* **TASK INSTRUCTIONS**
Work through the entries below and report how many lines include "бүлеге". The number alone is the answer.

[START OF DATA FOR PROCESSING]

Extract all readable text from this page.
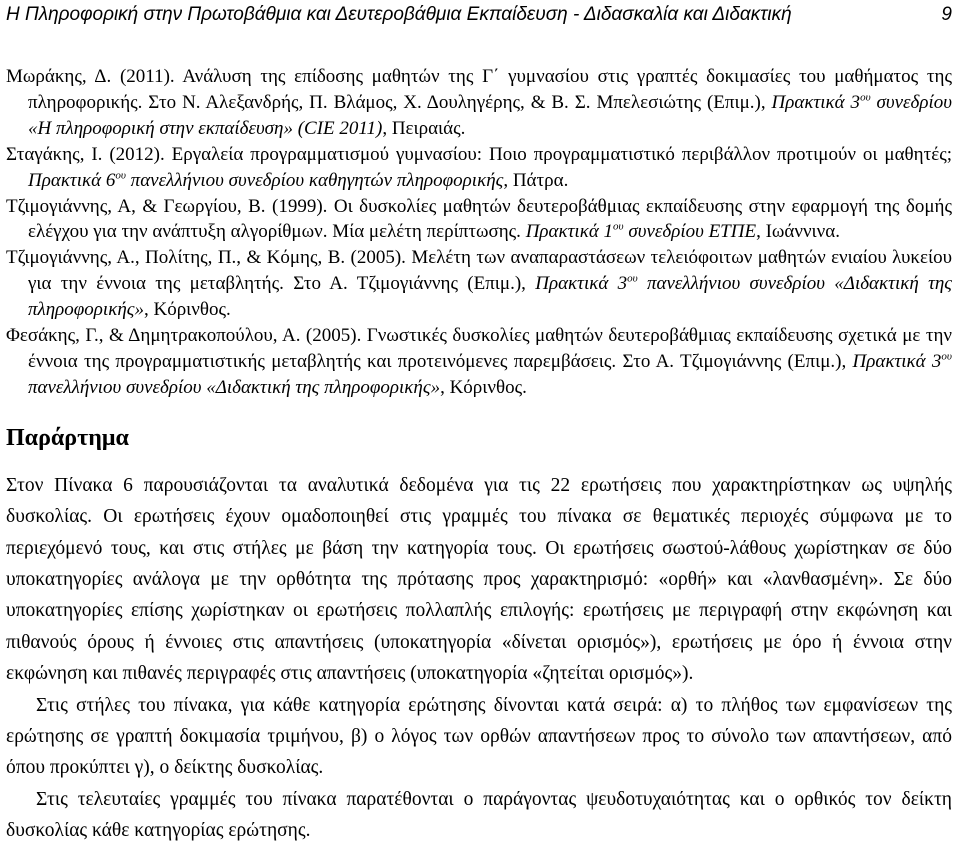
Η Πληροφορική στην Πρωτοβάθμια και Δευτεροβάθμια Εκπαίδευση - Διδασκαλία και Διδακτική	9

Μωράκης, Δ. (2011). Ανάλυση της επίδοσης μαθητών της Γ΄ γυμνασίου στις γραπτές δοκιμασίες του μαθήματος της πληροφορικής. Στο Ν. Αλεξανδρής, Π. Βλάμος, Χ. Δουληγέρης, & Β. Σ. Μπελεσιώτης (Επιμ.), Πρακτικά $3^{o\upsilon}$ συνεδρίου «Η πληροφορική στην εκπαίδευση» (CIE 2011), Πειραιάς.

Σταγάκης, Ι. (2012). Εργαλεία προγραμματισμού γυμνασίου: Ποιο προγραμματιστικό περιβάλλον προτιμούν οι μαθητές; Πρακτικά $6^{o\upsilon}$ πανελλήνιου συνεδρίου καθηγητών πληροφορικής, Πάτρα.

Τζιμογιάννης, Α, & Γεωργίου, Β. (1999). Οι δυσκολίες μαθητών δευτεροβάθμιας εκπαίδευσης στην εφαρμογή της δομής ελέγχου για την ανάπτυξη αλγορίθμων. Μία μελέτη περίπτωσης. Πρακτικά $1^{o\upsilon}$ συνεδρίου ΕΤΠΕ, Ιωάννινα.

Τζιμογιάννης, Α., Πολίτης, Π., & Κόμης, Β. (2005). Μελέτη των αναπαραστάσεων τελειόφοιτων μαθητών ενιαίου λυκείου για την έννοια της μεταβλητής. Στο Α. Τζιμογιάννης (Επιμ.), Πρακτικά $3^{o\upsilon}$ πανελλήνιου συνεδρίου «Διδακτική της πληροφορικής», Κόρινθος.

Φεσάκης, Γ., & Δημητρακοπούλου, Α. (2005). Γνωστικές δυσκολίες μαθητών δευτεροβάθμιας εκπαίδευσης σχετικά με την έννοια της προγραμματιστικής μεταβλητής και προτεινόμενες παρεμβάσεις. Στο Α. Τζιμογιάννης (Επιμ.), Πρακτικά $3^{o\upsilon}$ πανελλήνιου συνεδρίου «Διδακτική της πληροφορικής», Κόρινθος.

Παράρτημα

Στον Πίνακα 6 παρουσιάζονται τα αναλυτικά δεδομένα για τις 22 ερωτήσεις που χαρακτηρίστηκαν ως υψηλής δυσκολίας. Οι ερωτήσεις έχουν ομαδοποιηθεί στις γραμμές του πίνακα σε θεματικές περιοχές σύμφωνα με το περιεχόμενό τους, και στις στήλες με βάση την κατηγορία τους. Οι ερωτήσεις σωστού-λάθους χωρίστηκαν σε δύο υποκατηγορίες ανάλογα με την ορθότητα της πρότασης προς χαρακτηρισμό: «ορθή» και «λανθασμένη». Σε δύο υποκατηγορίες επίσης χωρίστηκαν οι ερωτήσεις πολλαπλής επιλογής: ερωτήσεις με περιγραφή στην εκφώνηση και πιθανούς όρους ή έννοιες στις απαντήσεις (υποκατηγορία «δίνεται ορισμός»), ερωτήσεις με όρο ή έννοια στην εκφώνηση και πιθανές περιγραφές στις απαντήσεις (υποκατηγορία «ζητείται ορισμός»).

Στις στήλες του πίνακα, για κάθε κατηγορία ερώτησης δίνονται κατά σειρά: α) το πλήθος των εμφανίσεων της ερώτησης σε γραπτή δοκιμασία τριμήνου, β) ο λόγος των ορθών απαντήσεων προς το σύνολο των απαντήσεων, από όπου προκύπτει γ), ο δείκτης δυσκολίας.

Στις τελευταίες γραμμές του πίνακα παρατέθονται ο παράγοντας ψευδοτυχαιότητας και ο ορθικός τον δείκτη δυσκολίας κάθε κατηγορίας ερώτησης.
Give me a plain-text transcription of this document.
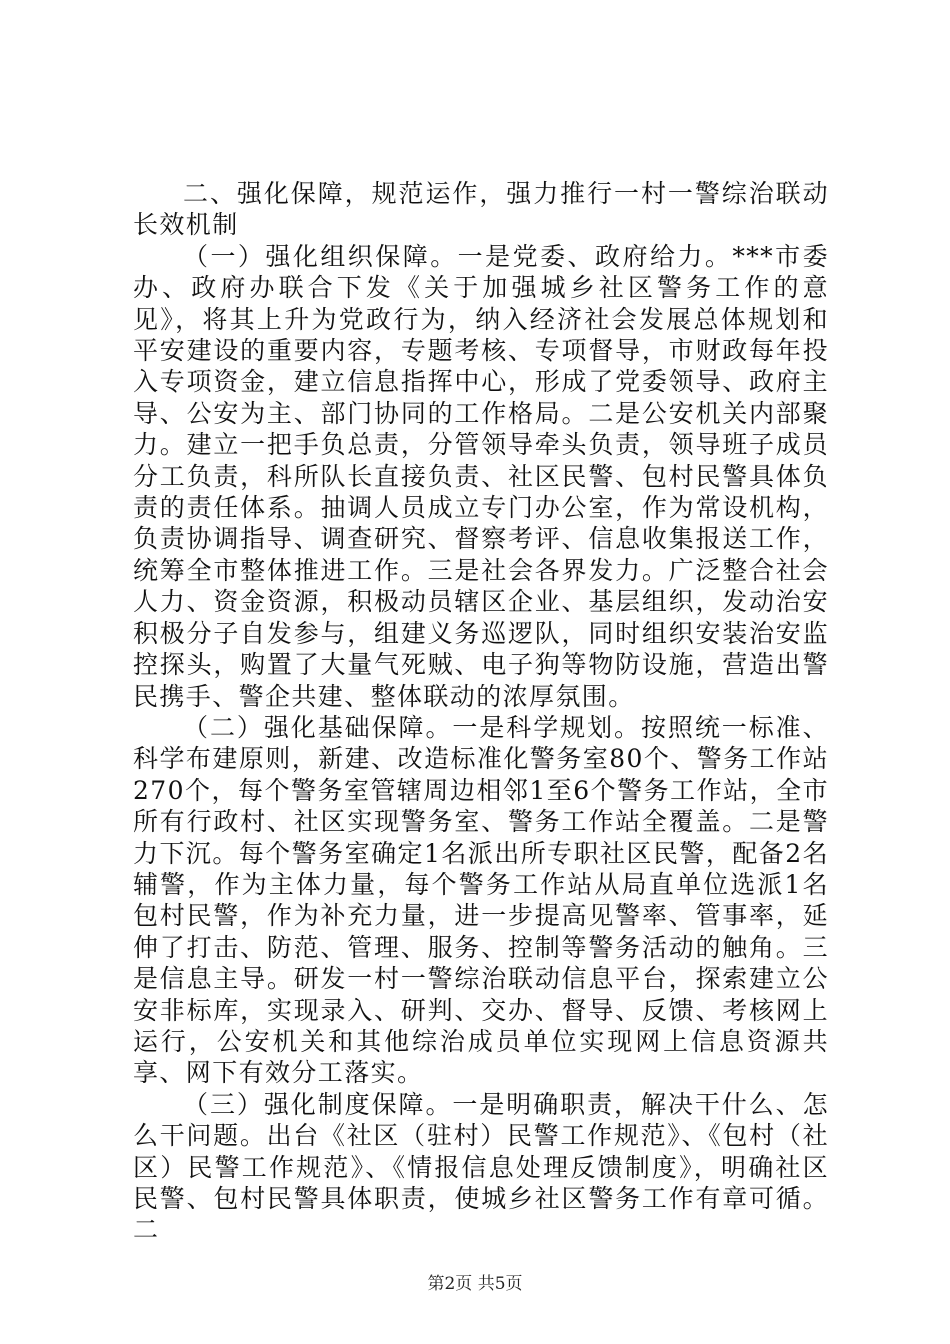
二、强化保障，规范运作，强力推行一村一警综治联动长效机制

（一）强化组织保障。一是党委、政府给力。***市委办、政府办联合下发《关于加强城乡社区警务工作的意见》，将其上升为党政行为，纳入经济社会发展总体规划和平安建设的重要内容，专题考核、专项督导，市财政每年投入专项资金，建立信息指挥中心，形成了党委领导、政府主导、公安为主、部门协同的工作格局。二是公安机关内部聚力。建立一把手负总责，分管领导牵头负责，领导班子成员分工负责，科所队长直接负责、社区民警、包村民警具体负责的责任体系。抽调人员成立专门办公室，作为常设机构，负责协调指导、调查研究、督察考评、信息收集报送工作，统筹全市整体推进工作。三是社会各界发力。广泛整合社会人力、资金资源，积极动员辖区企业、基层组织，发动治安积极分子自发参与，组建义务巡逻队，同时组织安装治安监控探头，购置了大量气死贼、电子狗等物防设施，营造出警民携手、警企共建、整体联动的浓厚氛围。

（二）强化基础保障。一是科学规划。按照统一标准、科学布建原则，新建、改造标准化警务室80个、警务工作站270个，每个警务室管辖周边相邻1至6个警务工作站，全市所有行政村、社区实现警务室、警务工作站全覆盖。二是警力下沉。每个警务室确定1名派出所专职社区民警，配备2名辅警，作为主体力量，每个警务工作站从局直单位选派1名包村民警，作为补充力量，进一步提高见警率、管事率，延伸了打击、防范、管理、服务、控制等警务活动的触角。三是信息主导。研发一村一警综治联动信息平台，探索建立公安非标库，实现录入、研判、交办、督导、反馈、考核网上运行，公安机关和其他综治成员单位实现网上信息资源共享、网下有效分工落实。

（三）强化制度保障。一是明确职责，解决干什么、怎么干问题。出台《社区（驻村）民警工作规范》、《包村（社区）民警工作规范》、《情报信息处理反馈制度》，明确社区民警、包村民警具体职责，使城乡社区警务工作有章可循。二

第2页 共5页
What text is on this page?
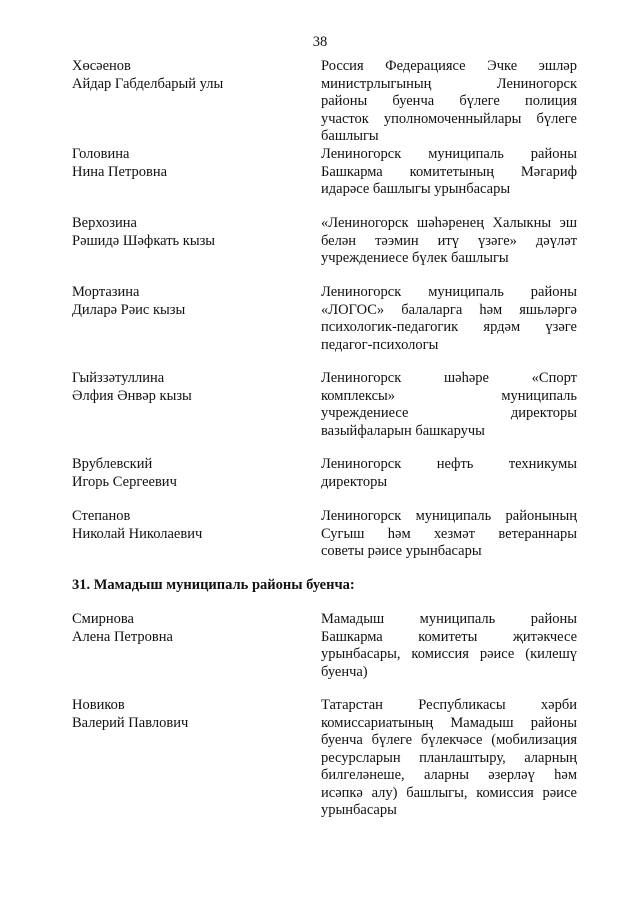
38
Хөсәенов
Айдар Габделбарый улы
Россия Федерациясе Эчке эшләр
министрлыгының Лениногорск
районы буенча бүлеге полиция
участок уполномоченныйлары бүлеге
башлыгы
Головина
Нина Петровна
Лениногорск муниципаль районы
Башкарма комитетының Мәгариф
идарәсе башлыгы урынбасары
Верхозина
Рәшидә Шәфкать кызы
«Лениногорск шәһәренең Халыкны эш
белән тәэмин итү үзәге» дәүләт
учреждениесе бүлек башлыгы
Мортазина
Диларә Рәис кызы
Лениногорск муниципаль районы
«ЛОГОС» балаларга һәм яшьләргә
психологик-педагогик ярдәм үзәге
педагог-психологы
Гыйззәтуллина
Әлфия Әнвәр кызы
Лениногорск шәһәре «Спорт
комплексы» муниципаль
учреждениесе директоры
вазыйфаларын башкаручы
Врублевский
Игорь Сергеевич
Лениногорск нефть техникумы
директоры
Степанов
Николай Николаевич
Лениногорск муниципаль районының
Сугыш һәм хезмәт ветераннары
советы рәисе урынбасары
31. Мамадыш муниципаль районы буенча:
Смирнова
Алена Петровна
Мамадыш муниципаль районы
Башкарма комитеты җитәкчесе
урынбасары, комиссия рәисе (килешү
буенча)
Новиков
Валерий Павлович
Татарстан Республикасы хәрби
комиссариатының Мамадыш районы
буенча бүлеге бүлекчәсе (мобилизация
ресурсларын планлаштыру, аларның
билгеләнеше, аларны әзерләү һәм
исәпкә алу) башлыгы, комиссия рәисе
урынбасары
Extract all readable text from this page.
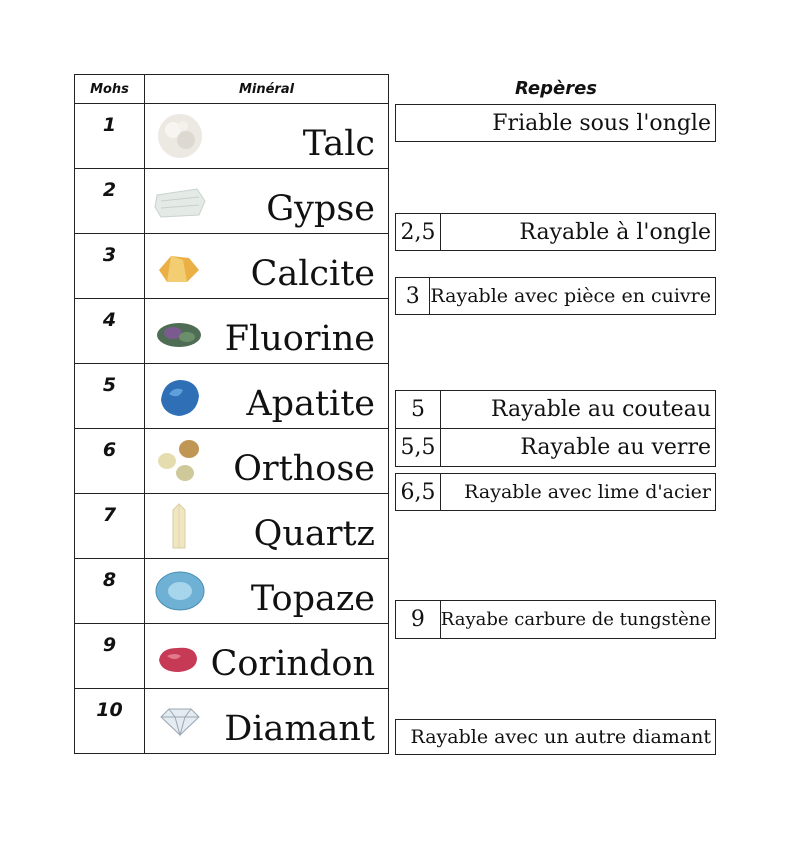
Mohs	Minéral
1	Talc

2	Gypse

3	Calcite

4	Fluorine

5	Apatite

6	Orthose

7	Quartz

8	Topaze

9	Corindon

10	Diamant
Repères
Friable sous l'ongle
2,5	Rayable à l'ongle
3 Rayable avec pièce en cuivre
5	Rayable au couteau
5,5	Rayable au verre
6,5	Rayable avec lime d'acier
9 Rayabe carbure de tungstène
Rayable avec un autre diamant
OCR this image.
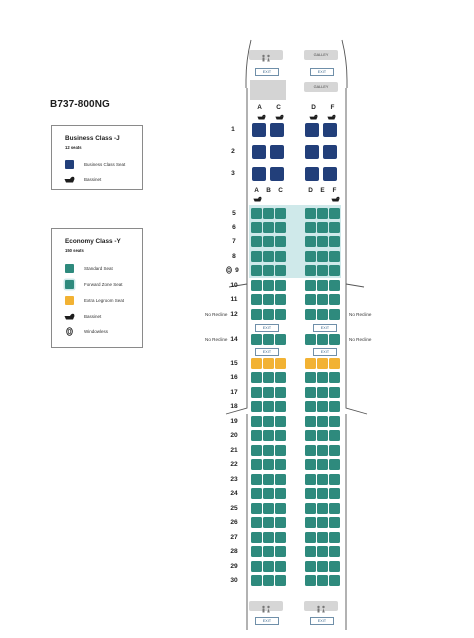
B737-800NG
Business Class -J
12 seats
Business Class Seat
Bassinet
Economy Class -Y
150 seats
Standard Seat
Forward Zone Seat
Extra Legroom Seat
Bassinet
Windowless
GALLEY
EXIT	EXIT
GALLEY
A	C	D	F
1
2
3
A	B	C	D	E	F
5
6
7
8
9
10
11
12
No Recline	No Recline
14
No Recline	No Recline
15
16
17
18
19
20
21
22
23
24
25
26
27
28
29
30
EXIT	EXIT
EXIT	EXIT
EXIT	EXIT
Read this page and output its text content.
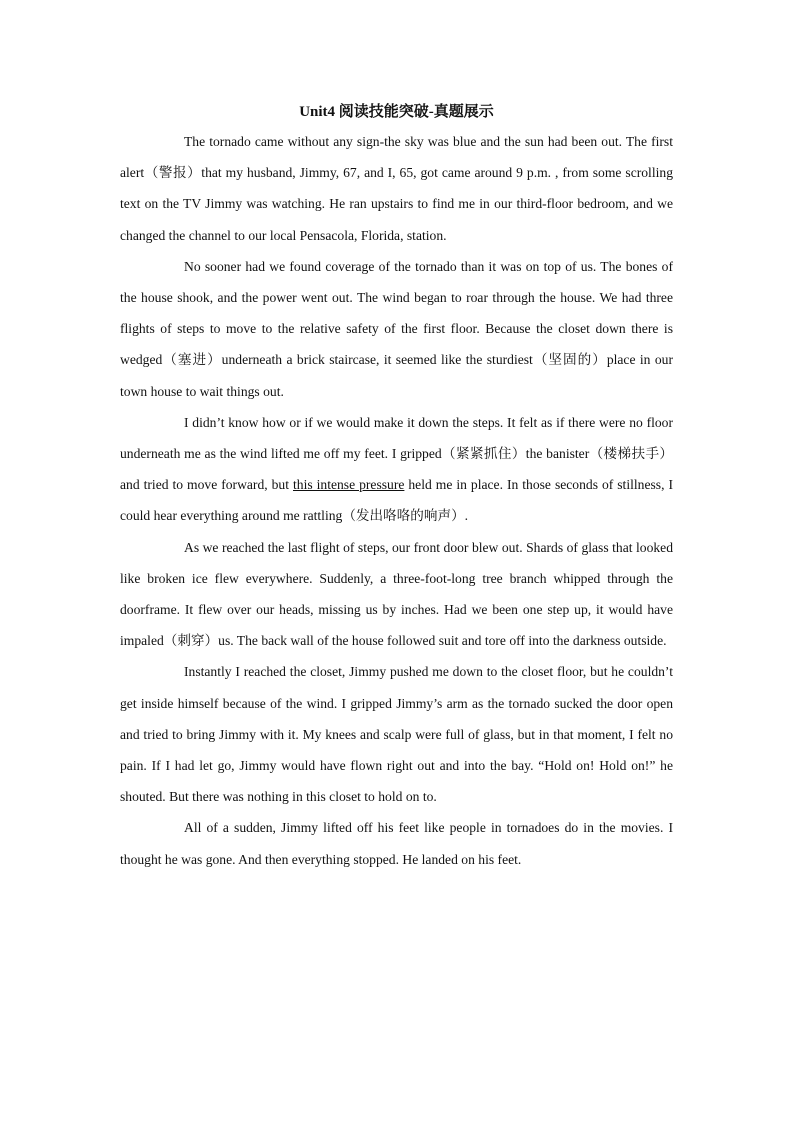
Unit4 阅读技能突破-真题展示

The tornado came without any sign-the sky was blue and the sun had been out. The first alert（警报）that my husband, Jimmy, 67, and I, 65, got came around 9 p.m. , from some scrolling text on the TV Jimmy was watching. He ran upstairs to find me in our third-floor bedroom, and we changed the channel to our local Pensacola, Florida, station.

No sooner had we found coverage of the tornado than it was on top of us. The bones of the house shook, and the power went out. The wind began to roar through the house. We had three flights of steps to move to the relative safety of the first floor. Because the closet down there is wedged（塞进）underneath a brick staircase, it seemed like the sturdiest（坚固的）place in our town house to wait things out.

I didn’t know how or if we would make it down the steps. It felt as if there were no floor underneath me as the wind lifted me off my feet. I gripped（紧紧抓住）the banister（楼梯扶手）and tried to move forward, but this intense pressure held me in place. In those seconds of stillness, I could hear everything around me rattling（发出咯咯的响声）.

As we reached the last flight of steps, our front door blew out. Shards of glass that looked like broken ice flew everywhere. Suddenly, a three-foot-long tree branch whipped through the doorframe. It flew over our heads, missing us by inches. Had we been one step up, it would have impaled（刺穿）us. The back wall of the house followed suit and tore off into the darkness outside.

Instantly I reached the closet, Jimmy pushed me down to the closet floor, but he couldn’t get inside himself because of the wind. I gripped Jimmy’s arm as the tornado sucked the door open and tried to bring Jimmy with it. My knees and scalp were full of glass, but in that moment, I felt no pain. If I had let go, Jimmy would have flown right out and into the bay. “Hold on! Hold on!” he shouted. But there was nothing in this closet to hold on to.

All of a sudden, Jimmy lifted off his feet like people in tornadoes do in the movies. I thought he was gone. And then everything stopped. He landed on his feet.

[END OF DATA FOR PROCESSING]

* **FULL RESPONSE**
3